What you will do >> Set down exactly the lines from the one containing "What's the underlying" through the last line of the records below, both included, and nothing else.

[Data items]
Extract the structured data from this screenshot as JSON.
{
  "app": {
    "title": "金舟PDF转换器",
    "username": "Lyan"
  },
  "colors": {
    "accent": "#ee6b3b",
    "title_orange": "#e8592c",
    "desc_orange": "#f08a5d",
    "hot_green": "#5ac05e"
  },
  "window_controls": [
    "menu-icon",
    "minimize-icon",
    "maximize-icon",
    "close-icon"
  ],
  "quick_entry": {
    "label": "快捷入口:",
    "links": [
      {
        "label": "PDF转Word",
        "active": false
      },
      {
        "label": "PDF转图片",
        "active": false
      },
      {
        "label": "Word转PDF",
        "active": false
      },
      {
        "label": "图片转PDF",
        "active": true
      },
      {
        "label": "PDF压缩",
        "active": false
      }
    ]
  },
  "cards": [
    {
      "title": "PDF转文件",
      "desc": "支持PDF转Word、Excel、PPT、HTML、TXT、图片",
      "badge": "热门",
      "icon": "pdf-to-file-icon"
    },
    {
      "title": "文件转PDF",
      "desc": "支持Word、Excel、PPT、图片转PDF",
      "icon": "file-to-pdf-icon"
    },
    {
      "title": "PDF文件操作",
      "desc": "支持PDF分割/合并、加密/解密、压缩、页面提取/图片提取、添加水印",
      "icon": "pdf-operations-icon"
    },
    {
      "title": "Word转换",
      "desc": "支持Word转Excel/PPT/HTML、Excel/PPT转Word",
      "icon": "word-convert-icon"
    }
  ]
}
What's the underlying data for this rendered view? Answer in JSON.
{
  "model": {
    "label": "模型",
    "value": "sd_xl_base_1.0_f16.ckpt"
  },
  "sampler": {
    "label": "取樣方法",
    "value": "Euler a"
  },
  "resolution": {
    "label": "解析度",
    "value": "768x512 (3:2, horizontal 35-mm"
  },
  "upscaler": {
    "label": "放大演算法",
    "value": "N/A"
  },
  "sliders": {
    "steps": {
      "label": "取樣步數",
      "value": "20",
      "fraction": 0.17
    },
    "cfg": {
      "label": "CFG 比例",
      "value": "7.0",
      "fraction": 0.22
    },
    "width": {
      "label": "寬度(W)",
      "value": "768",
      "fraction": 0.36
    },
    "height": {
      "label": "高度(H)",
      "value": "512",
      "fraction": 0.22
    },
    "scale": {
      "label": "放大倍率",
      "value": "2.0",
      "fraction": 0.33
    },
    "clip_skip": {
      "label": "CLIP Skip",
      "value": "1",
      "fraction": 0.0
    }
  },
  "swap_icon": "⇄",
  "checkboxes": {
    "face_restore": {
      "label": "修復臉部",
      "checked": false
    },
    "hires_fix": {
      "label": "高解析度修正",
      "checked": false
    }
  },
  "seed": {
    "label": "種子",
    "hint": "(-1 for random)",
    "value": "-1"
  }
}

Output of the task >>
What's the underlying data for this rendered view? Answer in JSON.
{
  "model": {
    "label": "模型",
    "value": "sd_xl_base_1.0_f16.ckpt"
  },
  "sampler": {
    "label": "取樣方法",
    "value": "Euler a"
  },
  "resolution": {
    "label": "解析度",
    "value": "768x512 (3:2, horizontal 35-mm"
  },
  "upscaler": {
    "label": "放大演算法",
    "value": "N/A"
  },
  "sliders": {
    "steps": {
      "label": "取樣步數",
      "value": "20",
      "fraction": 0.17
    },
    "cfg": {
      "label": "CFG 比例",
      "value": "7.0",
      "fraction": 0.22
    },
    "width": {
      "label": "寬度(W)",
      "value": "768",
      "fraction": 0.36
    },
    "height": {
      "label": "高度(H)",
      "value": "512",
      "fraction": 0.22
    },
    "scale": {
      "label": "放大倍率",
      "value": "2.0",
      "fraction": 0.33
    },
    "clip_skip": {
      "label": "CLIP Skip",
      "value": "1",
      "fraction": 0.0
    }
  },
  "swap_icon": "⇄",
  "checkboxes": {
    "face_restore": {
      "label": "修復臉部",
      "checked": false
    },
    "hires_fix": {
      "label": "高解析度修正",
      "checked": false
    }
  },
  "seed": {
    "label": "種子",
    "hint": "(-1 for random)",
    "value": "-1"
  }
}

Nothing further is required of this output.